(Data tied to figure images)
((

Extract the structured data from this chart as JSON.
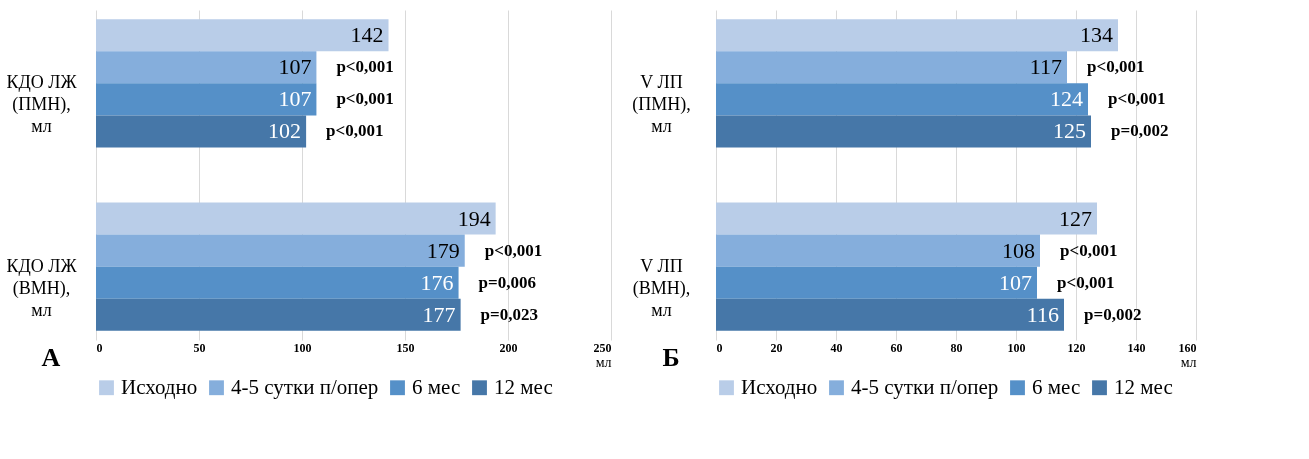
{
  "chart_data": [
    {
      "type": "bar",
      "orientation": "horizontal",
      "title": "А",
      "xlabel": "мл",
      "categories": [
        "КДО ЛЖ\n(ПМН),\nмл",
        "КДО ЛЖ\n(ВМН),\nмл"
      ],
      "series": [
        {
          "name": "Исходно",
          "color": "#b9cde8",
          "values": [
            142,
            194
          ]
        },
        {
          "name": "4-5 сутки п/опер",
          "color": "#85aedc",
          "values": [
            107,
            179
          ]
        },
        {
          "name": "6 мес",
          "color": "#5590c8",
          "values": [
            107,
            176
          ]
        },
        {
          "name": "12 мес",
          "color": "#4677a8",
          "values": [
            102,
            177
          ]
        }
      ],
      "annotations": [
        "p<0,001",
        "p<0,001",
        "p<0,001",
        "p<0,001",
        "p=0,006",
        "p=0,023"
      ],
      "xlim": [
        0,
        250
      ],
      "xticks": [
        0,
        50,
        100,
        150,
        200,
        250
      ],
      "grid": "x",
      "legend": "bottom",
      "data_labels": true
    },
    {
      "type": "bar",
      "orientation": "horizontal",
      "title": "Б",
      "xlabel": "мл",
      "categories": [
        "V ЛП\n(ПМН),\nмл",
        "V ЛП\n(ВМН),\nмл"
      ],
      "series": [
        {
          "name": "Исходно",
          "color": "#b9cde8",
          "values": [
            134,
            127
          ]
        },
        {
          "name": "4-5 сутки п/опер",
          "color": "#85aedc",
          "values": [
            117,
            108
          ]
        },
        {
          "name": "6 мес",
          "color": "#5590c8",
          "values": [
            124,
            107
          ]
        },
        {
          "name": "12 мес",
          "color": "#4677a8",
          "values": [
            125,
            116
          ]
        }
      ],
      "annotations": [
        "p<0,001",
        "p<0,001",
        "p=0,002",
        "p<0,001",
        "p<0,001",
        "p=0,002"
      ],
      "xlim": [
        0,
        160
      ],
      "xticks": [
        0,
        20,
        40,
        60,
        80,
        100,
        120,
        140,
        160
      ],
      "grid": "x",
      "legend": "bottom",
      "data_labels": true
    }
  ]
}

))

### Problem
Extract the entries in full, exactly as they are, minus the pictures.

### Final result
Extract the structured data from this chart as JSON.
{
  "chart_data": [
    {
      "type": "bar",
      "orientation": "horizontal",
      "title": "А",
      "xlabel": "мл",
      "categories": [
        "КДО ЛЖ\n(ПМН),\nмл",
        "КДО ЛЖ\n(ВМН),\nмл"
      ],
      "series": [
        {
          "name": "Исходно",
          "color": "#b9cde8",
          "values": [
            142,
            194
          ]
        },
        {
          "name": "4-5 сутки п/опер",
          "color": "#85aedc",
          "values": [
            107,
            179
          ]
        },
        {
          "name": "6 мес",
          "color": "#5590c8",
          "values": [
            107,
            176
          ]
        },
        {
          "name": "12 мес",
          "color": "#4677a8",
          "values": [
            102,
            177
          ]
        }
      ],
      "annotations": [
        "p<0,001",
        "p<0,001",
        "p<0,001",
        "p<0,001",
        "p=0,006",
        "p=0,023"
      ],
      "xlim": [
        0,
        250
      ],
      "xticks": [
        0,
        50,
        100,
        150,
        200,
        250
      ],
      "grid": "x",
      "legend": "bottom",
      "data_labels": true
    },
    {
      "type": "bar",
      "orientation": "horizontal",
      "title": "Б",
      "xlabel": "мл",
      "categories": [
        "V ЛП\n(ПМН),\nмл",
        "V ЛП\n(ВМН),\nмл"
      ],
      "series": [
        {
          "name": "Исходно",
          "color": "#b9cde8",
          "values": [
            134,
            127
          ]
        },
        {
          "name": "4-5 сутки п/опер",
          "color": "#85aedc",
          "values": [
            117,
            108
          ]
        },
        {
          "name": "6 мес",
          "color": "#5590c8",
          "values": [
            124,
            107
          ]
        },
        {
          "name": "12 мес",
          "color": "#4677a8",
          "values": [
            125,
            116
          ]
        }
      ],
      "annotations": [
        "p<0,001",
        "p<0,001",
        "p=0,002",
        "p<0,001",
        "p<0,001",
        "p=0,002"
      ],
      "xlim": [
        0,
        160
      ],
      "xticks": [
        0,
        20,
        40,
        60,
        80,
        100,
        120,
        140,
        160
      ],
      "grid": "x",
      "legend": "bottom",
      "data_labels": true
    }
  ]
}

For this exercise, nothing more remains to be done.